[DIRECTIONS] Rewrite the lines starting at the one containing "- x-tick-label: 300: [286, 566, 306, 581]" and ending at the one containing "- green-point: [296, 360, 304, 367]", swapping "blue-point" for "cyan-point" and leaving everything else the same. Return only those lines.

━━ INFORMATION GIVEN

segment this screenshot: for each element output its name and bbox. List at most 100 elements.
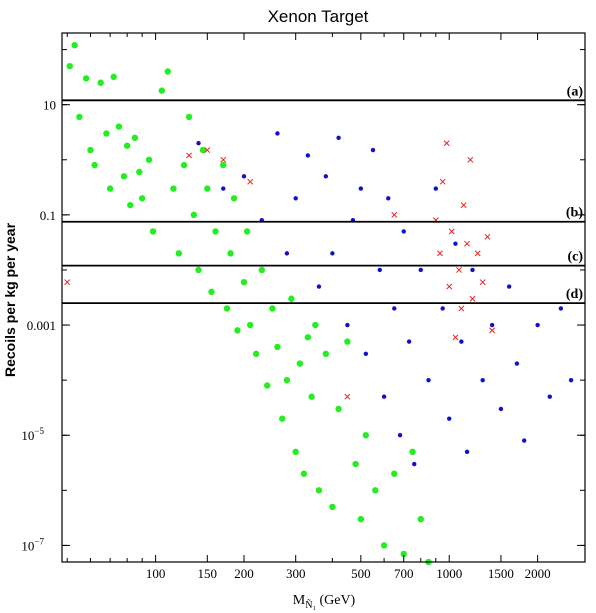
- x-tick-label: 300: [286, 566, 306, 581]
- green-point: [120, 173, 128, 180]
- blue-point: [426, 377, 431, 383]
- green-point: [66, 62, 73, 70]
- x-tick-label: 500: [351, 566, 371, 581]
- green-point: [131, 134, 139, 142]
- green-point: [296, 360, 304, 367]
- green-point: [344, 338, 351, 345]
- red-x-point: [344, 393, 351, 400]
- green-point: [195, 266, 202, 274]
- green-point: [158, 87, 166, 94]
- blue-point: [293, 196, 298, 201]
- blue-point: [464, 449, 470, 455]
- blue-point: [345, 322, 350, 328]
- blue-point: [323, 174, 329, 179]
- green-point: [190, 211, 198, 219]
- blue-point: [470, 267, 475, 273]
- red-x-point: [479, 279, 486, 286]
- green-point: [180, 161, 188, 169]
- green-point: [322, 350, 330, 358]
- x-tick-label: 1500: [488, 566, 514, 581]
- red-x-point: [247, 178, 254, 185]
- blue-point: [418, 267, 423, 273]
- green-point: [175, 250, 183, 257]
- blue-point: [535, 322, 540, 328]
- red-x-point: [443, 140, 450, 147]
- blue-point: [440, 306, 445, 311]
- blue-point: [284, 251, 290, 256]
- blue-point: [514, 361, 520, 366]
- blue-point: [568, 377, 574, 383]
- blue-point: [316, 284, 322, 289]
- green-point: [400, 550, 407, 558]
- green-point: [208, 288, 215, 296]
- red-x-point: [484, 233, 491, 240]
- red-x-point: [460, 202, 467, 209]
- green-point: [76, 113, 83, 121]
- x-axis-label-unit: (GeV): [319, 593, 355, 608]
- green-point: [220, 161, 227, 169]
- red-x-point: [469, 295, 476, 302]
- blue-point: [336, 135, 341, 141]
- blue-point: [370, 147, 376, 153]
- red-x-point: [446, 283, 453, 290]
- green-point: [417, 515, 424, 523]
- x-tick-label: 200: [234, 566, 254, 581]
- green-point: [308, 393, 315, 400]
- blue-point: [521, 438, 527, 443]
- x-axis-label-main: M: [293, 593, 306, 608]
- blue-point: [401, 229, 406, 234]
- threshold-label: (d): [566, 287, 583, 302]
- blue-point: [506, 284, 512, 289]
- red-x-point: [467, 156, 474, 163]
- green-point: [123, 142, 131, 149]
- blue-point: [498, 406, 504, 412]
- green-point: [335, 405, 342, 413]
- green-point: [315, 487, 323, 494]
- blue-point: [196, 140, 201, 146]
- red-x-point: [458, 305, 465, 312]
- y-tick-label: 10: [43, 98, 56, 113]
- green-point: [300, 470, 308, 477]
- blue-point: [447, 416, 452, 421]
- green-point: [103, 130, 110, 137]
- green-point: [164, 68, 171, 75]
- green-point: [357, 515, 365, 523]
- red-x-point: [220, 156, 227, 163]
- red-x-point: [391, 211, 398, 218]
- y-axis-label: Recoils per kg per year: [2, 222, 18, 377]
- blue-point: [275, 131, 280, 136]
- chart-title: Xenon Target: [268, 7, 369, 26]
- green-point: [312, 321, 319, 329]
- red-x-point: [437, 250, 443, 257]
- red-x-point: [464, 240, 471, 247]
- red-x-point: [64, 279, 71, 286]
- red-x-point: [474, 250, 481, 257]
- green-point: [380, 542, 388, 549]
- y-tick-label: 0.001: [27, 318, 56, 333]
- blue-point: [558, 306, 564, 311]
- green-point: [145, 156, 153, 163]
- green-point: [240, 278, 248, 286]
- threshold-label: (a): [567, 84, 584, 99]
- green-point: [212, 228, 219, 235]
- x-axis-label-sub: Ñ₁: [305, 599, 316, 611]
- blue-point: [241, 174, 247, 179]
- green-point: [87, 146, 94, 154]
- blue-point: [392, 306, 397, 311]
- blue-point: [221, 186, 226, 191]
- blue-point: [358, 186, 364, 191]
- green-point: [204, 185, 211, 192]
- threshold-label: (b): [566, 206, 583, 221]
- green-point: [199, 146, 207, 154]
- x-tick-label: 150: [198, 566, 218, 581]
- green-point: [304, 334, 312, 341]
- blue-point: [480, 377, 485, 383]
- red-x-point: [489, 327, 496, 334]
- blue-point: [453, 241, 458, 246]
- blue-point: [397, 433, 403, 438]
- green-point: [234, 327, 241, 334]
- red-x-point: [204, 147, 211, 154]
- blue-point: [489, 322, 495, 328]
- green-point: [106, 185, 114, 192]
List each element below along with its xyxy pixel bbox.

━━━━

[TASK SOLUTION]
- x-tick-label: 300: [286, 566, 306, 581]
- green-point: [120, 173, 128, 180]
- cyan-point: [426, 377, 431, 383]
- green-point: [66, 62, 73, 70]
- x-tick-label: 500: [351, 566, 371, 581]
- green-point: [131, 134, 139, 142]
- green-point: [296, 360, 304, 367]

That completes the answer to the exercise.